**GOAL OF THE EXERCISE:**
Reproduce the lines of the listing below verbatim, from its first line through the line containing "104, 185, 125]", including both of those lines.

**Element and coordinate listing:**
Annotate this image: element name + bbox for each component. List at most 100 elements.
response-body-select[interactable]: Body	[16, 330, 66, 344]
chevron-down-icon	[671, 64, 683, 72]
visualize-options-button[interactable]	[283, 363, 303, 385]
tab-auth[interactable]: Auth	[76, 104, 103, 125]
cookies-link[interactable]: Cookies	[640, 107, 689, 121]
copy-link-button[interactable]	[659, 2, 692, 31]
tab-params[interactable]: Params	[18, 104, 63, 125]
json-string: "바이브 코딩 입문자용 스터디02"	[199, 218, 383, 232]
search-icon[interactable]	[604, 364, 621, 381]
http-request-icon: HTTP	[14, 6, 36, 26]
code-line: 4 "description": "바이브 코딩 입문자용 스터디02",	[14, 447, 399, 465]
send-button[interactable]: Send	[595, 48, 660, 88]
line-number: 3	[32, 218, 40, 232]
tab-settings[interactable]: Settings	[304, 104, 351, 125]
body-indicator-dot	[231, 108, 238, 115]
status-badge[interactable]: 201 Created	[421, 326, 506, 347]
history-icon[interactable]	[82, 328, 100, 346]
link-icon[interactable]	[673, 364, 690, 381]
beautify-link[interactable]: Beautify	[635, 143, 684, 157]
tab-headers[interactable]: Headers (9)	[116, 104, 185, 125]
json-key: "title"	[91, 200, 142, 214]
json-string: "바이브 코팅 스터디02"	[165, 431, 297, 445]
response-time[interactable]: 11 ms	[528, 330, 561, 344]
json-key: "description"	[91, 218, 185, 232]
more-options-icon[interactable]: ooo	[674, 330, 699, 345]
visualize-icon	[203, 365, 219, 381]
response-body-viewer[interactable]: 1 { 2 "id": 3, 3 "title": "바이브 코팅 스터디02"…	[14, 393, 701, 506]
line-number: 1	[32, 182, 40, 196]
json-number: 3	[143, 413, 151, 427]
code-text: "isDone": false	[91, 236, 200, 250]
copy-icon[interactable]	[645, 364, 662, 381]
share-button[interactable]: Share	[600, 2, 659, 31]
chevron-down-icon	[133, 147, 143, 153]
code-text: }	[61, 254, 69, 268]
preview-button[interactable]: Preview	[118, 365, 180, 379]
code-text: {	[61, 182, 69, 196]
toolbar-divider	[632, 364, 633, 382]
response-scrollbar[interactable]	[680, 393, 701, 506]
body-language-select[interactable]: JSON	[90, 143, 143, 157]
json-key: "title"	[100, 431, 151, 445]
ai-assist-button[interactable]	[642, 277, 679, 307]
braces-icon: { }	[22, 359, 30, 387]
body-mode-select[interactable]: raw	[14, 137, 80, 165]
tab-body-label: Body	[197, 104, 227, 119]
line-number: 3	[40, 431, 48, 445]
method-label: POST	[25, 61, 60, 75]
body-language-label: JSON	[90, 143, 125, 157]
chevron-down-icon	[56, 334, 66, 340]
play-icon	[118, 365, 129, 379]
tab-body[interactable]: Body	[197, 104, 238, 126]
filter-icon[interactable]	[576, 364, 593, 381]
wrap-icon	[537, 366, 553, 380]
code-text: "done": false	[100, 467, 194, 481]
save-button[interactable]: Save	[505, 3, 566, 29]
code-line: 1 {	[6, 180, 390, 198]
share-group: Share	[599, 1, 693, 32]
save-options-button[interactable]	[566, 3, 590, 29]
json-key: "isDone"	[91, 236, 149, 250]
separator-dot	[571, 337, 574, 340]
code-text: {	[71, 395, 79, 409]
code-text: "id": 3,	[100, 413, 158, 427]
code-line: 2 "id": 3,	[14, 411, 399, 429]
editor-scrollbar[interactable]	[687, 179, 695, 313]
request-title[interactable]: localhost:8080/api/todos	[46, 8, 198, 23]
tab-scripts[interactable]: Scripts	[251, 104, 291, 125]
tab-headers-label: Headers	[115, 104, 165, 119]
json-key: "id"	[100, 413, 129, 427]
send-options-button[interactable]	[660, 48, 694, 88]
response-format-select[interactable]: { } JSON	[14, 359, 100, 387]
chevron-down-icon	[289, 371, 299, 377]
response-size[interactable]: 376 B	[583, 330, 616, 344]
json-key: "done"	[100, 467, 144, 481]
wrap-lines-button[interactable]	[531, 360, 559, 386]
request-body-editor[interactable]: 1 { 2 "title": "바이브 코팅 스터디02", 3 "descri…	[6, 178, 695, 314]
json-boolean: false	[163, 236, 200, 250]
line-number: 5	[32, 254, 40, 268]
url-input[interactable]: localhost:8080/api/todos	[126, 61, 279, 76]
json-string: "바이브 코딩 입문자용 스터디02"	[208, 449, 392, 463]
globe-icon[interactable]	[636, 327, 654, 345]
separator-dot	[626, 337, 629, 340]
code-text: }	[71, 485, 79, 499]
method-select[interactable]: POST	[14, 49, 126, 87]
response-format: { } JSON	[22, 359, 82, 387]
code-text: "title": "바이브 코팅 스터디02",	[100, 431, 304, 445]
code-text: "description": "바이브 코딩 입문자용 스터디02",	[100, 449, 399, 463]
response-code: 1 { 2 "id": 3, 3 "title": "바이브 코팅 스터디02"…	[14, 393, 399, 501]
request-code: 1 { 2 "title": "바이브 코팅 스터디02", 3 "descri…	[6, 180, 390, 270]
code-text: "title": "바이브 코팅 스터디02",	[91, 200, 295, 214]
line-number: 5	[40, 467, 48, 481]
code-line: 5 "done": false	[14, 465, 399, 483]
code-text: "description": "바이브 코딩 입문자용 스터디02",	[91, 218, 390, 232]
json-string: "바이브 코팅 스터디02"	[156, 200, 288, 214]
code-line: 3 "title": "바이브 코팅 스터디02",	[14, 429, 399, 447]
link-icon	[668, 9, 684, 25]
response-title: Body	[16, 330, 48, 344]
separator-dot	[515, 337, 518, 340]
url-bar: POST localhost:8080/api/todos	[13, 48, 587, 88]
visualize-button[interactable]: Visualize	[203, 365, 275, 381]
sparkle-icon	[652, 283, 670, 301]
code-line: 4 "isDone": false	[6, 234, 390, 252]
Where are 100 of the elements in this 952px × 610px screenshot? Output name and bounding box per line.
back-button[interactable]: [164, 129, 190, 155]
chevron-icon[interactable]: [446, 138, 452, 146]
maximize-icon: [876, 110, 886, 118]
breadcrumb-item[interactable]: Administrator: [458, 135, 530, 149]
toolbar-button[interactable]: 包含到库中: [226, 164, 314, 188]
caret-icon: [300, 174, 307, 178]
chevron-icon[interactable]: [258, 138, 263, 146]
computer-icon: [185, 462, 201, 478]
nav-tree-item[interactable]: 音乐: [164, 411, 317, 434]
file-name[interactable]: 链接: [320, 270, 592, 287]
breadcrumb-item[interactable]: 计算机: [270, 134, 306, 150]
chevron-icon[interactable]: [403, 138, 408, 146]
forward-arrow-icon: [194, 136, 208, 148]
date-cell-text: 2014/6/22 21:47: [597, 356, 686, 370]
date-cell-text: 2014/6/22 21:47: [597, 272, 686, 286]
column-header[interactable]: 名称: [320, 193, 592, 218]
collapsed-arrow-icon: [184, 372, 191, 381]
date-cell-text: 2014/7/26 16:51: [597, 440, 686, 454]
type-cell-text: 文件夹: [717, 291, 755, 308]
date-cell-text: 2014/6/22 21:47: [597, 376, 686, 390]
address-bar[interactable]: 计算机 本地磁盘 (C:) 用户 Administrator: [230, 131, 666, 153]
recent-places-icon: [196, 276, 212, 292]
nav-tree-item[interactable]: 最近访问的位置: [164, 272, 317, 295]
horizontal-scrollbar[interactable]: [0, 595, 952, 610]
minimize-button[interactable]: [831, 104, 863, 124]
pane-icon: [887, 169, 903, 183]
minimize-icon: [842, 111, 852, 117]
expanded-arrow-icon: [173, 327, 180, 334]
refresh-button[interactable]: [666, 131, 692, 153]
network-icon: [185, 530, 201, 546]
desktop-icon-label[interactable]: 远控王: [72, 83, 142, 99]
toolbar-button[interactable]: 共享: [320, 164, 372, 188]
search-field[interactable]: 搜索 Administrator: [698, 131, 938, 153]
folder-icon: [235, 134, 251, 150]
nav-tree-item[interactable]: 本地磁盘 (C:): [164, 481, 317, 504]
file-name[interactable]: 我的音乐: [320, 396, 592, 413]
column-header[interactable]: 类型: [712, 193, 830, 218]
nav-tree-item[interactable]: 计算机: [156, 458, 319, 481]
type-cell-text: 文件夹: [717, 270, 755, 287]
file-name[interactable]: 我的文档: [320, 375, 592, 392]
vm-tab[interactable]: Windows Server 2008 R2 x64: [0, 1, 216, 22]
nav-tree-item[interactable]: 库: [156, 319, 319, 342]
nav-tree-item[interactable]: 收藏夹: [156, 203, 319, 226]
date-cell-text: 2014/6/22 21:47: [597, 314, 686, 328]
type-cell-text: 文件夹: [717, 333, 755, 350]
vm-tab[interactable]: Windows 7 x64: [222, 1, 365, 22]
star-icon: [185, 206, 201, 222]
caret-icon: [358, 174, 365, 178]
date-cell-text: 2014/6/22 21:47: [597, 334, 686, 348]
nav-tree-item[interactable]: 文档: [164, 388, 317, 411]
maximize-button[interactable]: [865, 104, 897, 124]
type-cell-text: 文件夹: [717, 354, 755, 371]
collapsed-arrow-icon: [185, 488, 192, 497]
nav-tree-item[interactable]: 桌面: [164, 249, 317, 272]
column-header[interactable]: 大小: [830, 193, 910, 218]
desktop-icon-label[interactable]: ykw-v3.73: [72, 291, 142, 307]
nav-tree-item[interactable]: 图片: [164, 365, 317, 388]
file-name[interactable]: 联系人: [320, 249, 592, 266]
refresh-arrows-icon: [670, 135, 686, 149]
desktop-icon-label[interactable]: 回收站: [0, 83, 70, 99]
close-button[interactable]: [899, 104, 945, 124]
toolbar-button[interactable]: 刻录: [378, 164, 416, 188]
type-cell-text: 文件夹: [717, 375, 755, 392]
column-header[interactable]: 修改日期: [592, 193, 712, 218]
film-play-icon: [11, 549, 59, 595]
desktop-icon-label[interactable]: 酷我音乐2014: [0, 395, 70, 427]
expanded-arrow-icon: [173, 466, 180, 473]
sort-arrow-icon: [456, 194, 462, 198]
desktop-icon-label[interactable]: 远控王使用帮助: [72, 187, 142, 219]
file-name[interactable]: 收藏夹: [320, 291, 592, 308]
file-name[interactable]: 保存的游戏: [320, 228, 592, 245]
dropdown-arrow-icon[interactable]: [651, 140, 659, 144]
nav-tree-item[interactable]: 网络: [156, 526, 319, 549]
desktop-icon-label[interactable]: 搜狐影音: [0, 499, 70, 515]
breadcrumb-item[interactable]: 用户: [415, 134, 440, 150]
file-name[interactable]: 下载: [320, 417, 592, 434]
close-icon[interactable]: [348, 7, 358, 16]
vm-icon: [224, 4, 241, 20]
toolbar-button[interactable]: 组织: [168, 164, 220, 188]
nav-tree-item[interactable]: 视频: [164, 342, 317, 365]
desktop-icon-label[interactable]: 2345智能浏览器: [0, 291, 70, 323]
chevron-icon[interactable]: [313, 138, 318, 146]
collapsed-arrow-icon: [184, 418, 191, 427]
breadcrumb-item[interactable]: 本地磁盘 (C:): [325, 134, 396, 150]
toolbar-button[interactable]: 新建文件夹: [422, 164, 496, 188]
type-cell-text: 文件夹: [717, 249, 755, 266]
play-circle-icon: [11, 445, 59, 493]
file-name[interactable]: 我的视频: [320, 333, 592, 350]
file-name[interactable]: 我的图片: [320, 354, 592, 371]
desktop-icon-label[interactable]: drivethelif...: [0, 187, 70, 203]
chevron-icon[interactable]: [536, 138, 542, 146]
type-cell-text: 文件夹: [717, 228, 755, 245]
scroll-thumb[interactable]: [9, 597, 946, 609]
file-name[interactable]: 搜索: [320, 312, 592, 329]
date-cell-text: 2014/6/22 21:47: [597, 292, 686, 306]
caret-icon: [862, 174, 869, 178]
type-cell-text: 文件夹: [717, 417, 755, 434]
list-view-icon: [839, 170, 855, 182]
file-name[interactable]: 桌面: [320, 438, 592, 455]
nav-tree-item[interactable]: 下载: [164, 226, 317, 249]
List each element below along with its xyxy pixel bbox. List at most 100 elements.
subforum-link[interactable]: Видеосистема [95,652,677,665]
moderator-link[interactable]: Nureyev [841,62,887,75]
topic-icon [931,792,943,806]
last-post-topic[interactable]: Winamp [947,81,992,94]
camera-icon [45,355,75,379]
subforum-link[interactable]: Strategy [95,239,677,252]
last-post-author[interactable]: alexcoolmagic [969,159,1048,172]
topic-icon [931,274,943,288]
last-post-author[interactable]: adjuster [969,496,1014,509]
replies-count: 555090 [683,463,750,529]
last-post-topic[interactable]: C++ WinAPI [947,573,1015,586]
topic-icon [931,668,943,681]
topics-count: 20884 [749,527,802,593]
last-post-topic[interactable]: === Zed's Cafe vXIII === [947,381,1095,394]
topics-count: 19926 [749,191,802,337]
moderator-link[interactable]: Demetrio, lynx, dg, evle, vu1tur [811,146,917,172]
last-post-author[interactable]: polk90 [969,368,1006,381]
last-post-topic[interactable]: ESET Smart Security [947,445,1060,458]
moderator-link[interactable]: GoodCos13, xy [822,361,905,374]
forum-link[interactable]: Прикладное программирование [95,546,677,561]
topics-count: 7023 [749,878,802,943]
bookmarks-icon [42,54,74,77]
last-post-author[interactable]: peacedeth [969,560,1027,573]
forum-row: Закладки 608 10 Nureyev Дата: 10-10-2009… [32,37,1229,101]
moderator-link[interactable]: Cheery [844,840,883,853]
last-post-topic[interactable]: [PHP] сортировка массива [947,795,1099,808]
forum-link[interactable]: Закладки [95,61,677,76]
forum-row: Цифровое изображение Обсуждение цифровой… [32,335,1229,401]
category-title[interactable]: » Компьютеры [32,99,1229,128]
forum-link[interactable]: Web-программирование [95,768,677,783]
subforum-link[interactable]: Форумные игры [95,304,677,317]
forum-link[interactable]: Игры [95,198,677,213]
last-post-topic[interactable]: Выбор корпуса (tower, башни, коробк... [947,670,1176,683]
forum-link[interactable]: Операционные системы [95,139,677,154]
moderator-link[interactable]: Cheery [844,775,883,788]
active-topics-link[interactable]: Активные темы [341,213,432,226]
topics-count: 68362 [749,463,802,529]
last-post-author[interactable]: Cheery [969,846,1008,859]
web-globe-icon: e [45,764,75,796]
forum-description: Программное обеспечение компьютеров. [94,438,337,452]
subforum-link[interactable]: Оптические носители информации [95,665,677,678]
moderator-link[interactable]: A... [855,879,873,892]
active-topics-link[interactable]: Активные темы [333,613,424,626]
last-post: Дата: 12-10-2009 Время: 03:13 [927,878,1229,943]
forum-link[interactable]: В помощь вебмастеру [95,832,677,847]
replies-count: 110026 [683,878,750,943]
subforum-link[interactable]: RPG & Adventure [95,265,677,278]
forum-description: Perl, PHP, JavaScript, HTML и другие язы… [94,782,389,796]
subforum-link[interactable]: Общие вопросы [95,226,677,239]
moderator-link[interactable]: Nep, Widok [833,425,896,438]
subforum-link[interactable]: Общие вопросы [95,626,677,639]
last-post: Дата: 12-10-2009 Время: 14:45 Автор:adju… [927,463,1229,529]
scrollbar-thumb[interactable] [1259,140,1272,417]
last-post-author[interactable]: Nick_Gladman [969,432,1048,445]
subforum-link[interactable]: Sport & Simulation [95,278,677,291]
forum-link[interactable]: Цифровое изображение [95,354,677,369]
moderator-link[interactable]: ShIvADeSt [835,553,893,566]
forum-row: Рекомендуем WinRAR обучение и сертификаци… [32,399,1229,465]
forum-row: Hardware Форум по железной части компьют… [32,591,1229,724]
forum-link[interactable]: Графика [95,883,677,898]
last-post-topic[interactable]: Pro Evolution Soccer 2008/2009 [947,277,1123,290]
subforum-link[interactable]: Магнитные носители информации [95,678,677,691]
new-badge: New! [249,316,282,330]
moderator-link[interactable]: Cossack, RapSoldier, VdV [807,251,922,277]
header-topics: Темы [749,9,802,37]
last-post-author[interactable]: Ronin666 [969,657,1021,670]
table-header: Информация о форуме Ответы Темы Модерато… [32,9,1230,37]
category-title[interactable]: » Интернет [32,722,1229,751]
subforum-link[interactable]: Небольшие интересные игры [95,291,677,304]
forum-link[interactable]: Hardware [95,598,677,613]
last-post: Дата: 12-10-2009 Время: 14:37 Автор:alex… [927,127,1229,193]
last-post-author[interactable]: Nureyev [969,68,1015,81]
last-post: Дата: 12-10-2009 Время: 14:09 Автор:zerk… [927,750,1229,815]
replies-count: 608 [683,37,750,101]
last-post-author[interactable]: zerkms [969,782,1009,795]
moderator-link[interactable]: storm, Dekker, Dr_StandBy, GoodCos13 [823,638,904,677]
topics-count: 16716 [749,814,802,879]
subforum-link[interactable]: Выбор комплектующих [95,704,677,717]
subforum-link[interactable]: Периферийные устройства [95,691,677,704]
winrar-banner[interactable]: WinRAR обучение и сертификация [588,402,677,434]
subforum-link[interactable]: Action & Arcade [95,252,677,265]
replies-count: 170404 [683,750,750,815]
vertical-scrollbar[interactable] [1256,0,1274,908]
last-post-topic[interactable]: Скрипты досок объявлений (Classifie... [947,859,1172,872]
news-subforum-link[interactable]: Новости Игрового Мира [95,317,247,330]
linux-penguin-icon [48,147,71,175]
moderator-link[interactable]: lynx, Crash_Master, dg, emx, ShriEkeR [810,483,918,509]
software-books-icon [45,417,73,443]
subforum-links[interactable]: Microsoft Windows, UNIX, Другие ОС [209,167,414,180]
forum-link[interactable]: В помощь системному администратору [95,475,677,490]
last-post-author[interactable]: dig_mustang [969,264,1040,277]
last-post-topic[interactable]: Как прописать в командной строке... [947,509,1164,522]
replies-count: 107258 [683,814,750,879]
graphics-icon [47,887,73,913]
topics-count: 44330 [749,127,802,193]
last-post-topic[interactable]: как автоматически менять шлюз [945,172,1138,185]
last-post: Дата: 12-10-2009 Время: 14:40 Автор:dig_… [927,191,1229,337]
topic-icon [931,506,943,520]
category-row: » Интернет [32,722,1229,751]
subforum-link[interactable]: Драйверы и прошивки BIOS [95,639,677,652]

**RESPONSE:**
Annotate this image: element name + bbox for each component. List at most 100 elements.
response-body-select[interactable]: Body	[16, 330, 66, 344]
chevron-down-icon	[671, 64, 683, 72]
visualize-options-button[interactable]	[283, 363, 303, 385]
tab-auth[interactable]: Auth	[76, 104, 103, 125]
cookies-link[interactable]: Cookies	[640, 107, 689, 121]
copy-link-button[interactable]	[659, 2, 692, 31]
tab-params[interactable]: Params	[18, 104, 63, 125]
json-string: "바이브 코딩 입문자용 스터디02"	[199, 218, 383, 232]
search-icon[interactable]	[604, 364, 621, 381]
http-request-icon: HTTP	[14, 6, 36, 26]
code-line: 4 "description": "바이브 코딩 입문자용 스터디02",	[14, 447, 399, 465]
send-button[interactable]: Send	[595, 48, 660, 88]
line-number: 3	[32, 218, 40, 232]
tab-settings[interactable]: Settings	[304, 104, 351, 125]
body-indicator-dot	[231, 108, 238, 115]
status-badge[interactable]: 201 Created	[421, 326, 506, 347]
history-icon[interactable]	[82, 328, 100, 346]
link-icon[interactable]	[673, 364, 690, 381]
beautify-link[interactable]: Beautify	[635, 143, 684, 157]
tab-headers[interactable]: Headers (9)	[116, 104, 185, 125]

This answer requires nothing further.